What this task involves: Write out each line that follows exactly as it stands, without the pictures.

Task input:
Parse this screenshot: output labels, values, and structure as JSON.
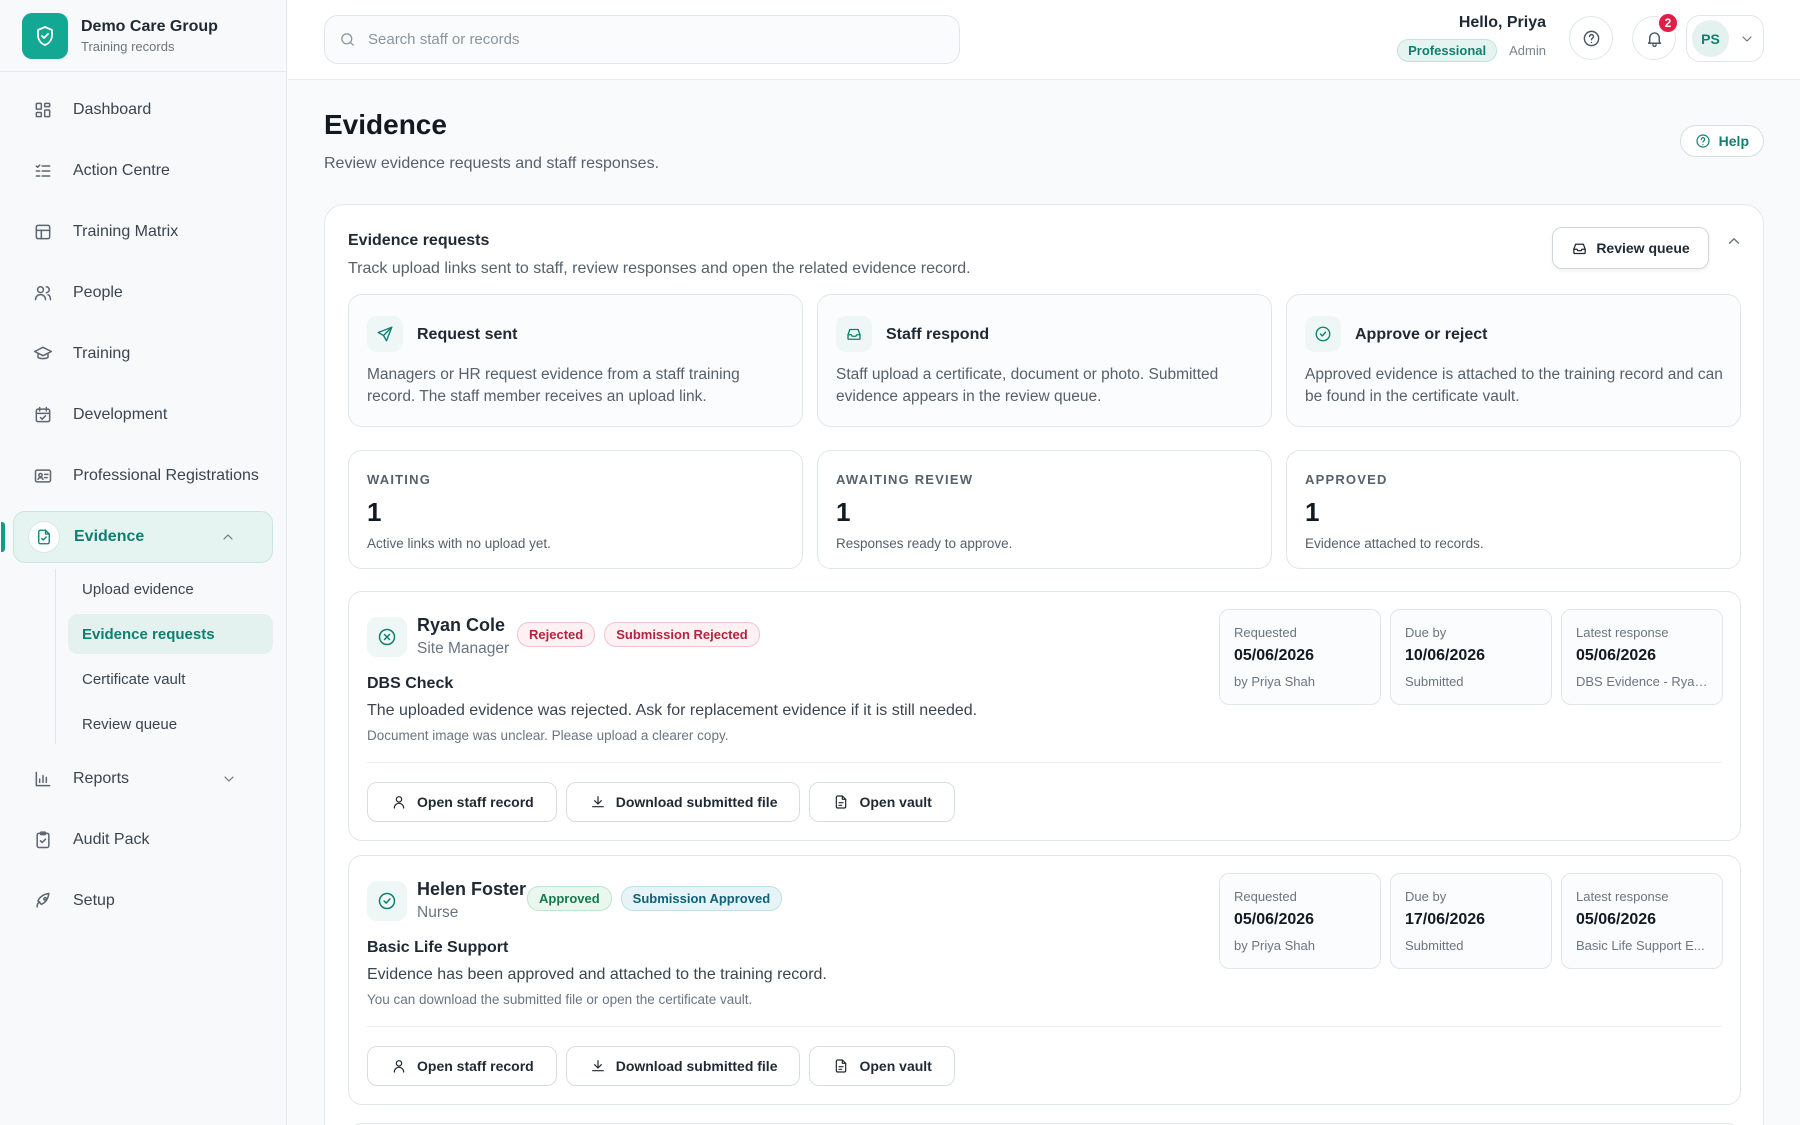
{
  "brand": {
    "name": "Demo Care Group",
    "subtitle": "Training records"
  },
  "sidebar": {
    "items": [
      {
        "label": "Dashboard",
        "icon": "grid-icon"
      },
      {
        "label": "Action Centre",
        "icon": "list-check-icon"
      },
      {
        "label": "Training Matrix",
        "icon": "table-icon"
      },
      {
        "label": "People",
        "icon": "users-icon"
      },
      {
        "label": "Training",
        "icon": "graduation-cap-icon"
      },
      {
        "label": "Development",
        "icon": "calendar-check-icon"
      },
      {
        "label": "Professional Registrations",
        "icon": "id-card-icon"
      },
      {
        "label": "Evidence",
        "icon": "file-evidence-icon"
      },
      {
        "label": "Reports",
        "icon": "bar-chart-icon"
      },
      {
        "label": "Audit Pack",
        "icon": "clipboard-check-icon"
      },
      {
        "label": "Setup",
        "icon": "rocket-icon"
      }
    ],
    "evidence_sub": [
      "Upload evidence",
      "Evidence requests",
      "Certificate vault",
      "Review queue"
    ]
  },
  "search": {
    "placeholder": "Search staff or records",
    "value": ""
  },
  "user": {
    "greeting": "Hello, Priya",
    "plan": "Professional",
    "role": "Admin",
    "initials": "PS",
    "notifications": "2"
  },
  "page": {
    "title": "Evidence",
    "subtitle": "Review evidence requests and staff responses.",
    "help": "Help"
  },
  "panel": {
    "title": "Evidence requests",
    "subtitle": "Track upload links sent to staff, review responses and open the related evidence record.",
    "review_queue": "Review queue",
    "steps": [
      {
        "title": "Request sent",
        "text": "Managers or HR request evidence from a staff training record. The staff member receives an upload link."
      },
      {
        "title": "Staff respond",
        "text": "Staff upload a certificate, document or photo. Submitted evidence appears in the review queue."
      },
      {
        "title": "Approve or reject",
        "text": "Approved evidence is attached to the training record and can be found in the certificate vault."
      }
    ],
    "stats": [
      {
        "label": "WAITING",
        "value": "1",
        "note": "Active links with no upload yet."
      },
      {
        "label": "AWAITING REVIEW",
        "value": "1",
        "note": "Responses ready to approve."
      },
      {
        "label": "APPROVED",
        "value": "1",
        "note": "Evidence attached to records."
      }
    ]
  },
  "requests": [
    {
      "name": "Ryan Cole",
      "role": "Site Manager",
      "status": "Rejected",
      "submission": "Submission Rejected",
      "course": "DBS Check",
      "message": "The uploaded evidence was rejected. Ask for replacement evidence if it is still needed.",
      "note": "Document image was unclear. Please upload a clearer copy.",
      "requested_label": "Requested",
      "requested": "05/06/2026",
      "requested_by": "by Priya Shah",
      "due_label": "Due by",
      "due": "10/06/2026",
      "due_state": "Submitted",
      "latest_label": "Latest response",
      "latest": "05/06/2026",
      "latest_file": "DBS Evidence - Ryan..."
    },
    {
      "name": "Helen Foster",
      "role": "Nurse",
      "status": "Approved",
      "submission": "Submission Approved",
      "course": "Basic Life Support",
      "message": "Evidence has been approved and attached to the training record.",
      "note": "You can download the submitted file or open the certificate vault.",
      "requested_label": "Requested",
      "requested": "05/06/2026",
      "requested_by": "by Priya Shah",
      "due_label": "Due by",
      "due": "17/06/2026",
      "due_state": "Submitted",
      "latest_label": "Latest response",
      "latest": "05/06/2026",
      "latest_file": "Basic Life Support E..."
    }
  ],
  "actions": {
    "open_staff": "Open staff record",
    "download": "Download submitted file",
    "open_vault": "Open vault"
  },
  "colors": {
    "accent": "#12a894",
    "accent_dark": "#0f7f70",
    "danger": "#e11d48"
  }
}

Result of this exercise:
Parse this screenshot: output labels, values, and structure as JSON.
{
  "brand": {
    "name": "Demo Care Group",
    "subtitle": "Training records"
  },
  "sidebar": {
    "items": [
      {
        "label": "Dashboard",
        "icon": "grid-icon"
      },
      {
        "label": "Action Centre",
        "icon": "list-check-icon"
      },
      {
        "label": "Training Matrix",
        "icon": "table-icon"
      },
      {
        "label": "People",
        "icon": "users-icon"
      },
      {
        "label": "Training",
        "icon": "graduation-cap-icon"
      },
      {
        "label": "Development",
        "icon": "calendar-check-icon"
      },
      {
        "label": "Professional Registrations",
        "icon": "id-card-icon"
      },
      {
        "label": "Evidence",
        "icon": "file-evidence-icon"
      },
      {
        "label": "Reports",
        "icon": "bar-chart-icon"
      },
      {
        "label": "Audit Pack",
        "icon": "clipboard-check-icon"
      },
      {
        "label": "Setup",
        "icon": "rocket-icon"
      }
    ],
    "evidence_sub": [
      "Upload evidence",
      "Evidence requests",
      "Certificate vault",
      "Review queue"
    ]
  },
  "search": {
    "placeholder": "Search staff or records",
    "value": ""
  },
  "user": {
    "greeting": "Hello, Priya",
    "plan": "Professional",
    "role": "Admin",
    "initials": "PS",
    "notifications": "2"
  },
  "page": {
    "title": "Evidence",
    "subtitle": "Review evidence requests and staff responses.",
    "help": "Help"
  },
  "panel": {
    "title": "Evidence requests",
    "subtitle": "Track upload links sent to staff, review responses and open the related evidence record.",
    "review_queue": "Review queue",
    "steps": [
      {
        "title": "Request sent",
        "text": "Managers or HR request evidence from a staff training record. The staff member receives an upload link."
      },
      {
        "title": "Staff respond",
        "text": "Staff upload a certificate, document or photo. Submitted evidence appears in the review queue."
      },
      {
        "title": "Approve or reject",
        "text": "Approved evidence is attached to the training record and can be found in the certificate vault."
      }
    ],
    "stats": [
      {
        "label": "WAITING",
        "value": "1",
        "note": "Active links with no upload yet."
      },
      {
        "label": "AWAITING REVIEW",
        "value": "1",
        "note": "Responses ready to approve."
      },
      {
        "label": "APPROVED",
        "value": "1",
        "note": "Evidence attached to records."
      }
    ]
  },
  "requests": [
    {
      "name": "Ryan Cole",
      "role": "Site Manager",
      "status": "Rejected",
      "submission": "Submission Rejected",
      "course": "DBS Check",
      "message": "The uploaded evidence was rejected. Ask for replacement evidence if it is still needed.",
      "note": "Document image was unclear. Please upload a clearer copy.",
      "requested_label": "Requested",
      "requested": "05/06/2026",
      "requested_by": "by Priya Shah",
      "due_label": "Due by",
      "due": "10/06/2026",
      "due_state": "Submitted",
      "latest_label": "Latest response",
      "latest": "05/06/2026",
      "latest_file": "DBS Evidence - Ryan..."
    },
    {
      "name": "Helen Foster",
      "role": "Nurse",
      "status": "Approved",
      "submission": "Submission Approved",
      "course": "Basic Life Support",
      "message": "Evidence has been approved and attached to the training record.",
      "note": "You can download the submitted file or open the certificate vault.",
      "requested_label": "Requested",
      "requested": "05/06/2026",
      "requested_by": "by Priya Shah",
      "due_label": "Due by",
      "due": "17/06/2026",
      "due_state": "Submitted",
      "latest_label": "Latest response",
      "latest": "05/06/2026",
      "latest_file": "Basic Life Support E..."
    }
  ],
  "actions": {
    "open_staff": "Open staff record",
    "download": "Download submitted file",
    "open_vault": "Open vault"
  },
  "colors": {
    "accent": "#12a894",
    "accent_dark": "#0f7f70",
    "danger": "#e11d48"
  }
}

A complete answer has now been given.